| PROBLEM DETAILS |
Omit the pictures, please, and give each record below again exactly.

| DATA TO PROCESS |
※

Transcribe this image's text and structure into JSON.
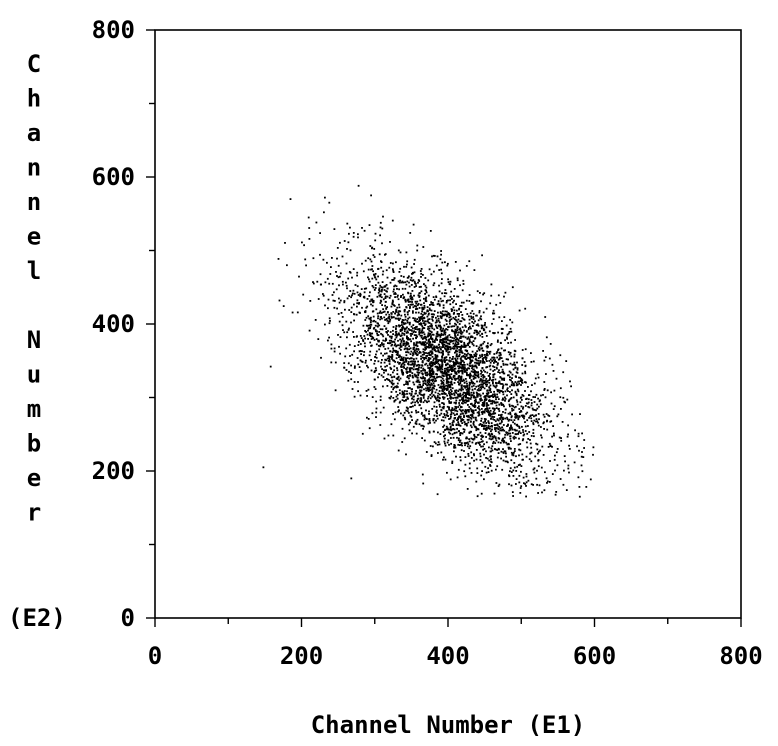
{
  "chart_data": {
    "type": "scatter",
    "title": "",
    "xlabel": "Channel Number (E1)",
    "ylabel_letters": [
      "C",
      "h",
      "a",
      "n",
      "n",
      "e",
      "l",
      "",
      "N",
      "u",
      "m",
      "b",
      "e",
      "r"
    ],
    "ylabel_suffix": "(E2)",
    "xlim": [
      0,
      800
    ],
    "ylim": [
      0,
      800
    ],
    "xticks": [
      0,
      200,
      400,
      600,
      800
    ],
    "yticks": [
      0,
      200,
      400,
      600,
      800
    ],
    "x_tick_labels": [
      "0",
      "200",
      "400",
      "600",
      "800"
    ],
    "y_tick_labels": [
      "0",
      "200",
      "400",
      "600",
      "800"
    ],
    "minor_tick_step": 100,
    "grid": false,
    "legend": "none",
    "point_color": "#000000",
    "distribution": {
      "n_points": 4200,
      "mean_x": 400,
      "mean_y": 340,
      "sd_x": 70,
      "sd_y": 70,
      "correlation": -0.62,
      "x_range": [
        145,
        600
      ],
      "y_range": [
        165,
        590
      ]
    },
    "outliers": [
      {
        "x": 148,
        "y": 205
      },
      {
        "x": 158,
        "y": 342
      },
      {
        "x": 170,
        "y": 432
      },
      {
        "x": 180,
        "y": 480
      },
      {
        "x": 185,
        "y": 570
      },
      {
        "x": 232,
        "y": 572
      },
      {
        "x": 238,
        "y": 565
      },
      {
        "x": 278,
        "y": 588
      },
      {
        "x": 295,
        "y": 575
      },
      {
        "x": 268,
        "y": 190
      },
      {
        "x": 580,
        "y": 165
      },
      {
        "x": 598,
        "y": 222
      }
    ]
  }
}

※

| TASK RESULT |
Transcribe this image's text and structure into JSON.
{
  "chart_data": {
    "type": "scatter",
    "title": "",
    "xlabel": "Channel Number (E1)",
    "ylabel_letters": [
      "C",
      "h",
      "a",
      "n",
      "n",
      "e",
      "l",
      "",
      "N",
      "u",
      "m",
      "b",
      "e",
      "r"
    ],
    "ylabel_suffix": "(E2)",
    "xlim": [
      0,
      800
    ],
    "ylim": [
      0,
      800
    ],
    "xticks": [
      0,
      200,
      400,
      600,
      800
    ],
    "yticks": [
      0,
      200,
      400,
      600,
      800
    ],
    "x_tick_labels": [
      "0",
      "200",
      "400",
      "600",
      "800"
    ],
    "y_tick_labels": [
      "0",
      "200",
      "400",
      "600",
      "800"
    ],
    "minor_tick_step": 100,
    "grid": false,
    "legend": "none",
    "point_color": "#000000",
    "distribution": {
      "n_points": 4200,
      "mean_x": 400,
      "mean_y": 340,
      "sd_x": 70,
      "sd_y": 70,
      "correlation": -0.62,
      "x_range": [
        145,
        600
      ],
      "y_range": [
        165,
        590
      ]
    },
    "outliers": [
      {
        "x": 148,
        "y": 205
      },
      {
        "x": 158,
        "y": 342
      },
      {
        "x": 170,
        "y": 432
      },
      {
        "x": 180,
        "y": 480
      },
      {
        "x": 185,
        "y": 570
      },
      {
        "x": 232,
        "y": 572
      },
      {
        "x": 238,
        "y": 565
      },
      {
        "x": 278,
        "y": 588
      },
      {
        "x": 295,
        "y": 575
      },
      {
        "x": 268,
        "y": 190
      },
      {
        "x": 580,
        "y": 165
      },
      {
        "x": 598,
        "y": 222
      }
    ]
  }
}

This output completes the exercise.